**STATED GOAL:** Write out the whole listing word for word.
────────────────────────────────────────
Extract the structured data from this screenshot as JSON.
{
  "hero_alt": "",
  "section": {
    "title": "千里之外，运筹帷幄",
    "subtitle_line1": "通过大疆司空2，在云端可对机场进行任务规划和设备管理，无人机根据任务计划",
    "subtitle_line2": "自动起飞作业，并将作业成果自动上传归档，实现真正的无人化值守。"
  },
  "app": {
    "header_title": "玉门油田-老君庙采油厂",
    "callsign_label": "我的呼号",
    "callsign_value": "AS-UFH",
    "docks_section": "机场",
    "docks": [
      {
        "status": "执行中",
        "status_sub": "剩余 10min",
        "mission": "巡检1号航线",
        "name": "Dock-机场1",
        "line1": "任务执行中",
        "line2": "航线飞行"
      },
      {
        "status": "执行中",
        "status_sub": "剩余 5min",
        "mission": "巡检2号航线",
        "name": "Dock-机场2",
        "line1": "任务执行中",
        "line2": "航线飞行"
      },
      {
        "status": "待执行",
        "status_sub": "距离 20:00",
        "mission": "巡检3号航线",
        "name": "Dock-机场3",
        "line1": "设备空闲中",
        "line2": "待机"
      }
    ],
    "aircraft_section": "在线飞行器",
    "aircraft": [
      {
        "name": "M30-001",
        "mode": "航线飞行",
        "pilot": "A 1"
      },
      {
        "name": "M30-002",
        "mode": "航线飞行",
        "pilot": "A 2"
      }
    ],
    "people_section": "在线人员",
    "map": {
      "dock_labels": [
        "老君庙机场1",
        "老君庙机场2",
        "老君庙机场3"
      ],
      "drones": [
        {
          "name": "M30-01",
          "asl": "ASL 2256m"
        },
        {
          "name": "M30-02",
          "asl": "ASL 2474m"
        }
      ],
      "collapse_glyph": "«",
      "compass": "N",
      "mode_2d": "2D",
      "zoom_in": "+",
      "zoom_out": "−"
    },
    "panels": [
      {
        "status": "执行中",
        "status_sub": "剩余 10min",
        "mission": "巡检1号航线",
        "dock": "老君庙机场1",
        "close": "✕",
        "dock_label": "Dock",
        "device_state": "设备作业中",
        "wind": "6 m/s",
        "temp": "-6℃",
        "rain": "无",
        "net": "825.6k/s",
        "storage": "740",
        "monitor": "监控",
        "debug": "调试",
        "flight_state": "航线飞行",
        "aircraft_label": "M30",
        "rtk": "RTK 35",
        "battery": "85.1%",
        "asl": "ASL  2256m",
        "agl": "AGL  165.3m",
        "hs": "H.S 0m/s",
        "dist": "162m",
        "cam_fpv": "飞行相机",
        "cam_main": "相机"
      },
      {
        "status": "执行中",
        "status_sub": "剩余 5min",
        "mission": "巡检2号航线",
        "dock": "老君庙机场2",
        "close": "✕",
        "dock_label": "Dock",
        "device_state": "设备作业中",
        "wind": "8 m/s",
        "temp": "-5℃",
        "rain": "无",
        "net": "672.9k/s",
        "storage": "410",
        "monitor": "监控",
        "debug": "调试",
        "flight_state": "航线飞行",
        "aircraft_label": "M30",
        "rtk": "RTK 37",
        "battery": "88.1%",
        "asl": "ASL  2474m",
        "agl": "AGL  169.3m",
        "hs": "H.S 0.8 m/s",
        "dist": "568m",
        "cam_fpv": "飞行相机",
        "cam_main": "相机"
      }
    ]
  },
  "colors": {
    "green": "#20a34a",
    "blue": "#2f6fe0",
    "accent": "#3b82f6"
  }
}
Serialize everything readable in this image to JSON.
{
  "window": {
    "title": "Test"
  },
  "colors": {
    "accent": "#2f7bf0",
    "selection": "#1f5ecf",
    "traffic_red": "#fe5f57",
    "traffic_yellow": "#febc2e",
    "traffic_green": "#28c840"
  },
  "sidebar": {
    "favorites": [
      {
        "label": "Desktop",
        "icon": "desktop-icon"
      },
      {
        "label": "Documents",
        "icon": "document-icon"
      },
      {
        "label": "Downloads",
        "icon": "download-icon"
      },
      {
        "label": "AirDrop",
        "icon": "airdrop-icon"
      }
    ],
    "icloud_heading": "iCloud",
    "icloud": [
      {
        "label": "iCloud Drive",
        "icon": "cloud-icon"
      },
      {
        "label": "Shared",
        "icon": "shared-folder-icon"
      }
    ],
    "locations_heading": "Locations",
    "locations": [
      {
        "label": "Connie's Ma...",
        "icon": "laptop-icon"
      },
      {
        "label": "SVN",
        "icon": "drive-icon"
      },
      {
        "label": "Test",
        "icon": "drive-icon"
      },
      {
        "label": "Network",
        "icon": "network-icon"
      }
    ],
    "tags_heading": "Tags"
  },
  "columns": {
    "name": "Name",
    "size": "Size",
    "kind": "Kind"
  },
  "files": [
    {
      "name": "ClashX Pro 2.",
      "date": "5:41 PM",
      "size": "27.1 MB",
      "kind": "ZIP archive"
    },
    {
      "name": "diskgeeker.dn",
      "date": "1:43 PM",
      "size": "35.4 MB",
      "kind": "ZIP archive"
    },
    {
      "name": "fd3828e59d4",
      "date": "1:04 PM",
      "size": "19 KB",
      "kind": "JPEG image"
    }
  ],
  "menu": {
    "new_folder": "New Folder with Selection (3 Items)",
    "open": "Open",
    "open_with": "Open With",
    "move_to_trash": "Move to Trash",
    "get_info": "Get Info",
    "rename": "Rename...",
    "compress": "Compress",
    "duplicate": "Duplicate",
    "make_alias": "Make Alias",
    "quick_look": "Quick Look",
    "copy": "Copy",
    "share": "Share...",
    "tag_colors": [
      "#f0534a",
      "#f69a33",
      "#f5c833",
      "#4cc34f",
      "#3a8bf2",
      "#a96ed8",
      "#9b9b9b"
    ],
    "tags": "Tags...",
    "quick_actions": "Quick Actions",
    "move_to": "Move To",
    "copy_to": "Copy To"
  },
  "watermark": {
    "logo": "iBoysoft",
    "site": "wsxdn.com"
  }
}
────────────────────────────────────────
**SOLUTION:**
Extract the structured data from this screenshot as JSON.
{
  "hero_alt": "",
  "section": {
    "title": "千里之外，运筹帷幄",
    "subtitle_line1": "通过大疆司空2，在云端可对机场进行任务规划和设备管理，无人机根据任务计划",
    "subtitle_line2": "自动起飞作业，并将作业成果自动上传归档，实现真正的无人化值守。"
  },
  "app": {
    "header_title": "玉门油田-老君庙采油厂",
    "callsign_label": "我的呼号",
    "callsign_value": "AS-UFH",
    "docks_section": "机场",
    "docks": [
      {
        "status": "执行中",
        "status_sub": "剩余 10min",
        "mission": "巡检1号航线",
        "name": "Dock-机场1",
        "line1": "任务执行中",
        "line2": "航线飞行"
      },
      {
        "status": "执行中",
        "status_sub": "剩余 5min",
        "mission": "巡检2号航线",
        "name": "Dock-机场2",
        "line1": "任务执行中",
        "line2": "航线飞行"
      },
      {
        "status": "待执行",
        "status_sub": "距离 20:00",
        "mission": "巡检3号航线",
        "name": "Dock-机场3",
        "line1": "设备空闲中",
        "line2": "待机"
      }
    ],
    "aircraft_section": "在线飞行器",
    "aircraft": [
      {
        "name": "M30-001",
        "mode": "航线飞行",
        "pilot": "A 1"
      },
      {
        "name": "M30-002",
        "mode": "航线飞行",
        "pilot": "A 2"
      }
    ],
    "people_section": "在线人员",
    "map": {
      "dock_labels": [
        "老君庙机场1",
        "老君庙机场2",
        "老君庙机场3"
      ],
      "drones": [
        {
          "name": "M30-01",
          "asl": "ASL 2256m"
        },
        {
          "name": "M30-02",
          "asl": "ASL 2474m"
        }
      ],
      "collapse_glyph": "«",
      "compass": "N",
      "mode_2d": "2D",
      "zoom_in": "+",
      "zoom_out": "−"
    },
    "panels": [
      {
        "status": "执行中",
        "status_sub": "剩余 10min",
        "mission": "巡检1号航线",
        "dock": "老君庙机场1",
        "close": "✕",
        "dock_label": "Dock",
        "device_state": "设备作业中",
        "wind": "6 m/s",
        "temp": "-6℃",
        "rain": "无",
        "net": "825.6k/s",
        "storage": "740",
        "monitor": "监控",
        "debug": "调试",
        "flight_state": "航线飞行",
        "aircraft_label": "M30",
        "rtk": "RTK 35",
        "battery": "85.1%",
        "asl": "ASL  2256m",
        "agl": "AGL  165.3m",
        "hs": "H.S 0m/s",
        "dist": "162m",
        "cam_fpv": "飞行相机",
        "cam_main": "相机"
      },
      {
        "status": "执行中",
        "status_sub": "剩余 5min",
        "mission": "巡检2号航线",
        "dock": "老君庙机场2",
        "close": "✕",
        "dock_label": "Dock",
        "device_state": "设备作业中",
        "wind": "8 m/s",
        "temp": "-5℃",
        "rain": "无",
        "net": "672.9k/s",
        "storage": "410",
        "monitor": "监控",
        "debug": "调试",
        "flight_state": "航线飞行",
        "aircraft_label": "M30",
        "rtk": "RTK 37",
        "battery": "88.1%",
        "asl": "ASL  2474m",
        "agl": "AGL  169.3m",
        "hs": "H.S 0.8 m/s",
        "dist": "568m",
        "cam_fpv": "飞行相机",
        "cam_main": "相机"
      }
    ]
  },
  "colors": {
    "green": "#20a34a",
    "blue": "#2f6fe0",
    "accent": "#3b82f6"
  }
}
Serialize everything readable in this image to JSON.
{
  "window": {
    "title": "Test"
  },
  "colors": {
    "accent": "#2f7bf0",
    "selection": "#1f5ecf",
    "traffic_red": "#fe5f57",
    "traffic_yellow": "#febc2e",
    "traffic_green": "#28c840"
  },
  "sidebar": {
    "favorites": [
      {
        "label": "Desktop",
        "icon": "desktop-icon"
      },
      {
        "label": "Documents",
        "icon": "document-icon"
      },
      {
        "label": "Downloads",
        "icon": "download-icon"
      },
      {
        "label": "AirDrop",
        "icon": "airdrop-icon"
      }
    ],
    "icloud_heading": "iCloud",
    "icloud": [
      {
        "label": "iCloud Drive",
        "icon": "cloud-icon"
      },
      {
        "label": "Shared",
        "icon": "shared-folder-icon"
      }
    ],
    "locations_heading": "Locations",
    "locations": [
      {
        "label": "Connie's Ma...",
        "icon": "laptop-icon"
      },
      {
        "label": "SVN",
        "icon": "drive-icon"
      },
      {
        "label": "Test",
        "icon": "drive-icon"
      },
      {
        "label": "Network",
        "icon": "network-icon"
      }
    ],
    "tags_heading": "Tags"
  },
  "columns": {
    "name": "Name",
    "size": "Size",
    "kind": "Kind"
  },
  "files": [
    {
      "name": "ClashX Pro 2.",
      "date": "5:41 PM",
      "size": "27.1 MB",
      "kind": "ZIP archive"
    },
    {
      "name": "diskgeeker.dn",
      "date": "1:43 PM",
      "size": "35.4 MB",
      "kind": "ZIP archive"
    },
    {
      "name": "fd3828e59d4",
      "date": "1:04 PM",
      "size": "19 KB",
      "kind": "JPEG image"
    }
  ],
  "menu": {
    "new_folder": "New Folder with Selection (3 Items)",
    "open": "Open",
    "open_with": "Open With",
    "move_to_trash": "Move to Trash",
    "get_info": "Get Info",
    "rename": "Rename...",
    "compress": "Compress",
    "duplicate": "Duplicate",
    "make_alias": "Make Alias",
    "quick_look": "Quick Look",
    "copy": "Copy",
    "share": "Share...",
    "tag_colors": [
      "#f0534a",
      "#f69a33",
      "#f5c833",
      "#4cc34f",
      "#3a8bf2",
      "#a96ed8",
      "#9b9b9b"
    ],
    "tags": "Tags...",
    "quick_actions": "Quick Actions",
    "move_to": "Move To",
    "copy_to": "Copy To"
  },
  "watermark": {
    "logo": "iBoysoft",
    "site": "wsxdn.com"
  }
}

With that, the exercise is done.